Selected extract -
As far Arkham Origin’s depiction of Gotham went, it seemed more contained than the Gotham of Arkham City, but it felt large. I often found myself heading off towards a checkpoint, only to be distracted by a tunnel or a passage or something that looked explorable. This didn’t always turn out to be the case (lots of “locked” doors Gotham has), but taking the occasional side route sometimes led to a few goodies. The strange downside to this was that Arkham Origin’s Gotham was easy to get lost in. Despite having a number of major landmarks, I often got confused among all its gloomy pathways and dark buildings. (But this may have been due more to my poor sense of direction rather than flaws in game design. I’ll admit that I turned up the brightness on my TV with the game, because at times it really was too damn dark.)
As entertaining as it was to be the Batman swinging around the ominous Gotham City looking for people to save and thugs to battle, the game failed me at the boss battles, all of which involved QTEs. Overall, Arkham Origin’s fighting scheme is the same as in other Batman games. The right-hand action buttons controls your general move set, combos, and counters, while you access all of Batman’s tools, such as smoke bombs and batarangs, using the left-hand directional pad. It’s all fine and dandy in general street battles where you face a group of enemies. In basic story mode, the game clues you to what you need to do using occasional on-screen pop ups, such as telling you to counter or use a combo. In those cases, the pop-ups are more suggestion than direction. But in the boss battles (and there are number of them throughout the game), the pop-ups become absolute directions that you absolutely must follow without question. After being able to improvise in battles with boss lackeys, having to follow QTEs to a perfect tee in fights with the bosses themselves is a difficult transition to make. And that’s putting it lightly. Frankly, there wasn’t one boss battle in Arkham Origins that didn’t make me curse the high heavens. Even once I came to terms with the boss battle QTEs, I still had a hard time succeeding because of the perfect timing they required. Goddamn if Arkham Origins didn’t make me feel my age as I flailed about trying to evade or counter at the exact right moment. And I couldn’t even tell you what the “exact right” moment was for any QTE because sometimes they worked and often they didn’t. Nothing like being shit on for having terrible reflexes during vague moments of “press these buttons NOW! NOW YOU DUMBASS!”
*feels blood pressure rising*
My god, how I HATE goddamnmotherfuckingsonofabitch QTEs!
*takes deep breath*
I’m really looking forward to Batman: Arkham Knight. I’m hoping for a great story, brilliant, graphics, and plenty of action. I’m sure it will contain QTEs, and I’m sure that I will deal with them in my own special way. And I’m sure that if I develop onset Tourette’s while playing, it’ll be totally worth it.

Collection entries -
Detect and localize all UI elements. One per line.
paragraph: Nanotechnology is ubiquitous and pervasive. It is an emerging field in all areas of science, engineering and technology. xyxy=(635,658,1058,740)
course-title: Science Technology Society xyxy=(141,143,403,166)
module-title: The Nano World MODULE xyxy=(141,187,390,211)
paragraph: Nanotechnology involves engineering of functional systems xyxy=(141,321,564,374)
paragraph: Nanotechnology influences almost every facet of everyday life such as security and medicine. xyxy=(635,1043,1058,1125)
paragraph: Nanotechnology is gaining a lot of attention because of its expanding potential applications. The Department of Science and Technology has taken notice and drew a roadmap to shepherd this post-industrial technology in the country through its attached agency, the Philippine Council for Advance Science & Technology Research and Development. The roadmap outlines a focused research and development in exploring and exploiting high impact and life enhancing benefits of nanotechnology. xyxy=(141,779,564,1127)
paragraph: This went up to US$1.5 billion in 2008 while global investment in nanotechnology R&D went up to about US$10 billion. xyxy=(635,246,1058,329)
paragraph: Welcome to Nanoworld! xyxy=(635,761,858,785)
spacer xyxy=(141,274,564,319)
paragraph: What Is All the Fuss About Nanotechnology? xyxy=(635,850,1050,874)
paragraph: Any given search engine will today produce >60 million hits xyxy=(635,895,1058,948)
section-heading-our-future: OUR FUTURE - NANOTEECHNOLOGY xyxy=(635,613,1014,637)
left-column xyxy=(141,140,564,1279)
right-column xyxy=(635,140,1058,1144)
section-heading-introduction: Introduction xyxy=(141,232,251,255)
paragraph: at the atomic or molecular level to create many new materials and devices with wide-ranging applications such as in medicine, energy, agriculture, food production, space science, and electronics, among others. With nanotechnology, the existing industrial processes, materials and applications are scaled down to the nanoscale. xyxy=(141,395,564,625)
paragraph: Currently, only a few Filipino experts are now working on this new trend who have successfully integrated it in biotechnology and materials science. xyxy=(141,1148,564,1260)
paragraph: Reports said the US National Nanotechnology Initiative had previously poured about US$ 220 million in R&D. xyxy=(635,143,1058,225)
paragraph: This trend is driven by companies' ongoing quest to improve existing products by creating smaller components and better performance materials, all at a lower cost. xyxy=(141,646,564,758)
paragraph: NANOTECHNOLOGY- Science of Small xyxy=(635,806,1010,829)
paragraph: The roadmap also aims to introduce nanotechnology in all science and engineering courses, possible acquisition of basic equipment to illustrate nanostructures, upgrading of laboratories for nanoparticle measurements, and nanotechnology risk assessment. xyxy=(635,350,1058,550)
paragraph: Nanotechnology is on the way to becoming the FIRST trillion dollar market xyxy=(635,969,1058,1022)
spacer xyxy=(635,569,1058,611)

About this exercise - In the Arkham Origins review, change "checkpoint" to "waypoint" and give the stretch from "As far Arkham" through "too damn dark.)" again.

Answer to the problem -
As far Arkham Origin’s depiction of Gotham went, it seemed more contained than the Gotham of Arkham City, but it felt large. I often found myself heading off towards a waypoint, only to be distracted by a tunnel or a passage or something that looked explorable. This didn’t always turn out to be the case (lots of “locked” doors Gotham has), but taking the occasional side route sometimes led to a few goodies. The strange downside to this was that Arkham Origin’s Gotham was easy to get lost in. Despite having a number of major landmarks, I often got confused among all its gloomy pathways and dark buildings. (But this may have been due more to my poor sense of direction rather than flaws in game design. I’ll admit that I turned up the brightness on my TV with the game, because at times it really was too damn dark.)